▶ _WRITTEN INSTRUCTION_:
Copy every record exactly, and keep the pictures out.

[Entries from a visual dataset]
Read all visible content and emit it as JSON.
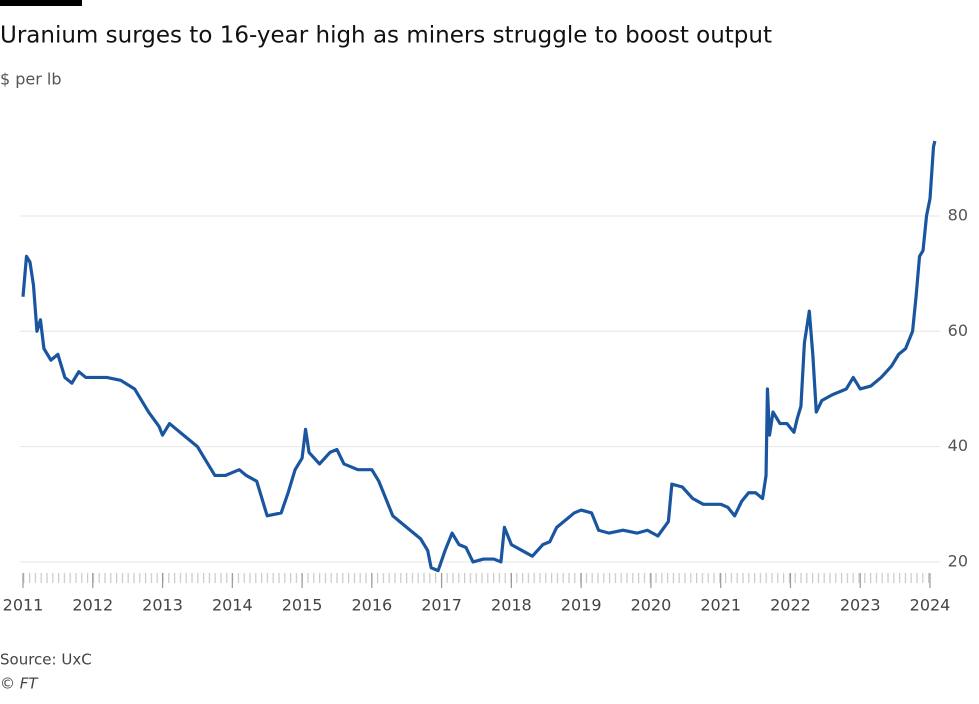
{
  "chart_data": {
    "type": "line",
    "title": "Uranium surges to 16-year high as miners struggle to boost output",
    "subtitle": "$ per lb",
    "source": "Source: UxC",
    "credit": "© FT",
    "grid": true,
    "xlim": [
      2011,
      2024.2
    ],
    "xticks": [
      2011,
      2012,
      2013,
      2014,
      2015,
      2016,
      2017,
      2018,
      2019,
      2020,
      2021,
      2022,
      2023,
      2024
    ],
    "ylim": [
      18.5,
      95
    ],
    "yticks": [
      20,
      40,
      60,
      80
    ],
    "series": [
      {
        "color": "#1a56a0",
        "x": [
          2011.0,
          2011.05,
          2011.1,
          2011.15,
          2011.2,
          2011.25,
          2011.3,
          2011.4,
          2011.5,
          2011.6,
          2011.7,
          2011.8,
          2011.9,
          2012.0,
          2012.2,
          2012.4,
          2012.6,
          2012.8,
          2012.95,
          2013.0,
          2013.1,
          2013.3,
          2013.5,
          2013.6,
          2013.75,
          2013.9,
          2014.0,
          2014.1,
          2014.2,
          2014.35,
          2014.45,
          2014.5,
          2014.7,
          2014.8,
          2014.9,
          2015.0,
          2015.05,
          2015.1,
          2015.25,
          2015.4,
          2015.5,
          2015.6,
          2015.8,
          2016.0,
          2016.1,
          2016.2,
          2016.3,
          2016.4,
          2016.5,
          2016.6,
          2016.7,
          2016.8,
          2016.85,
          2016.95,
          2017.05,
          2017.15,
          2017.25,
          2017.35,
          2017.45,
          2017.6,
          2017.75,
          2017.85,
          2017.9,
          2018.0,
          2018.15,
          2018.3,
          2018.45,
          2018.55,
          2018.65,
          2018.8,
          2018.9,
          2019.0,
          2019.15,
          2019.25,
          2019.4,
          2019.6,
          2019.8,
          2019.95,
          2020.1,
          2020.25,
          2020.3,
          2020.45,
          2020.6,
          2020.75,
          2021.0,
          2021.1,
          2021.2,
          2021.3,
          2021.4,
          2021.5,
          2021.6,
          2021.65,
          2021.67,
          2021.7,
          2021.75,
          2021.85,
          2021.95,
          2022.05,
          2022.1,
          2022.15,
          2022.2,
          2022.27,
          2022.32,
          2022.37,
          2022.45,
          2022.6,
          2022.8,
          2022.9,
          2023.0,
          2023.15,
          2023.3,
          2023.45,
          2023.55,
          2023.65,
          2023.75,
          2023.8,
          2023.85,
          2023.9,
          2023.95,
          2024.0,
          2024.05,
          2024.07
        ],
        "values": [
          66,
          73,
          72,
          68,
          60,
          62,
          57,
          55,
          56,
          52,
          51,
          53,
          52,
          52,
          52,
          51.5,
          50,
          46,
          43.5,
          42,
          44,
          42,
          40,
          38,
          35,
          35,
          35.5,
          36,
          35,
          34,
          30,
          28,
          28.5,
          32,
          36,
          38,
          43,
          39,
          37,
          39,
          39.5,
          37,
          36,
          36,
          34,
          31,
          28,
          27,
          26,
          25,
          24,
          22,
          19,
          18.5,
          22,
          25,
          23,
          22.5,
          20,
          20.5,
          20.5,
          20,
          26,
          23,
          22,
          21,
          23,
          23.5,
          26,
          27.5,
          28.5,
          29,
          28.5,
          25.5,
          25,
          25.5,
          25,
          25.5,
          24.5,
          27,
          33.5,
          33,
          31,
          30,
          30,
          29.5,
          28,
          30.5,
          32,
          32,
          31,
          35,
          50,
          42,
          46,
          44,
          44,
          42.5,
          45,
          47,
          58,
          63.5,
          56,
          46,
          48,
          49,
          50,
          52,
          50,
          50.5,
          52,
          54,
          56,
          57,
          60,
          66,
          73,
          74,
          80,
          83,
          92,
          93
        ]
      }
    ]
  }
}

▶ _RIGHT ANSWER_:
Read all visible content and emit it as JSON.
{
  "chart_data": {
    "type": "line",
    "title": "Uranium surges to 16-year high as miners struggle to boost output",
    "subtitle": "$ per lb",
    "source": "Source: UxC",
    "credit": "© FT",
    "grid": true,
    "xlim": [
      2011,
      2024.2
    ],
    "xticks": [
      2011,
      2012,
      2013,
      2014,
      2015,
      2016,
      2017,
      2018,
      2019,
      2020,
      2021,
      2022,
      2023,
      2024
    ],
    "ylim": [
      18.5,
      95
    ],
    "yticks": [
      20,
      40,
      60,
      80
    ],
    "series": [
      {
        "color": "#1a56a0",
        "x": [
          2011.0,
          2011.05,
          2011.1,
          2011.15,
          2011.2,
          2011.25,
          2011.3,
          2011.4,
          2011.5,
          2011.6,
          2011.7,
          2011.8,
          2011.9,
          2012.0,
          2012.2,
          2012.4,
          2012.6,
          2012.8,
          2012.95,
          2013.0,
          2013.1,
          2013.3,
          2013.5,
          2013.6,
          2013.75,
          2013.9,
          2014.0,
          2014.1,
          2014.2,
          2014.35,
          2014.45,
          2014.5,
          2014.7,
          2014.8,
          2014.9,
          2015.0,
          2015.05,
          2015.1,
          2015.25,
          2015.4,
          2015.5,
          2015.6,
          2015.8,
          2016.0,
          2016.1,
          2016.2,
          2016.3,
          2016.4,
          2016.5,
          2016.6,
          2016.7,
          2016.8,
          2016.85,
          2016.95,
          2017.05,
          2017.15,
          2017.25,
          2017.35,
          2017.45,
          2017.6,
          2017.75,
          2017.85,
          2017.9,
          2018.0,
          2018.15,
          2018.3,
          2018.45,
          2018.55,
          2018.65,
          2018.8,
          2018.9,
          2019.0,
          2019.15,
          2019.25,
          2019.4,
          2019.6,
          2019.8,
          2019.95,
          2020.1,
          2020.25,
          2020.3,
          2020.45,
          2020.6,
          2020.75,
          2021.0,
          2021.1,
          2021.2,
          2021.3,
          2021.4,
          2021.5,
          2021.6,
          2021.65,
          2021.67,
          2021.7,
          2021.75,
          2021.85,
          2021.95,
          2022.05,
          2022.1,
          2022.15,
          2022.2,
          2022.27,
          2022.32,
          2022.37,
          2022.45,
          2022.6,
          2022.8,
          2022.9,
          2023.0,
          2023.15,
          2023.3,
          2023.45,
          2023.55,
          2023.65,
          2023.75,
          2023.8,
          2023.85,
          2023.9,
          2023.95,
          2024.0,
          2024.05,
          2024.07
        ],
        "values": [
          66,
          73,
          72,
          68,
          60,
          62,
          57,
          55,
          56,
          52,
          51,
          53,
          52,
          52,
          52,
          51.5,
          50,
          46,
          43.5,
          42,
          44,
          42,
          40,
          38,
          35,
          35,
          35.5,
          36,
          35,
          34,
          30,
          28,
          28.5,
          32,
          36,
          38,
          43,
          39,
          37,
          39,
          39.5,
          37,
          36,
          36,
          34,
          31,
          28,
          27,
          26,
          25,
          24,
          22,
          19,
          18.5,
          22,
          25,
          23,
          22.5,
          20,
          20.5,
          20.5,
          20,
          26,
          23,
          22,
          21,
          23,
          23.5,
          26,
          27.5,
          28.5,
          29,
          28.5,
          25.5,
          25,
          25.5,
          25,
          25.5,
          24.5,
          27,
          33.5,
          33,
          31,
          30,
          30,
          29.5,
          28,
          30.5,
          32,
          32,
          31,
          35,
          50,
          42,
          46,
          44,
          44,
          42.5,
          45,
          47,
          58,
          63.5,
          56,
          46,
          48,
          49,
          50,
          52,
          50,
          50.5,
          52,
          54,
          56,
          57,
          60,
          66,
          73,
          74,
          80,
          83,
          92,
          93
        ]
      }
    ]
  }
}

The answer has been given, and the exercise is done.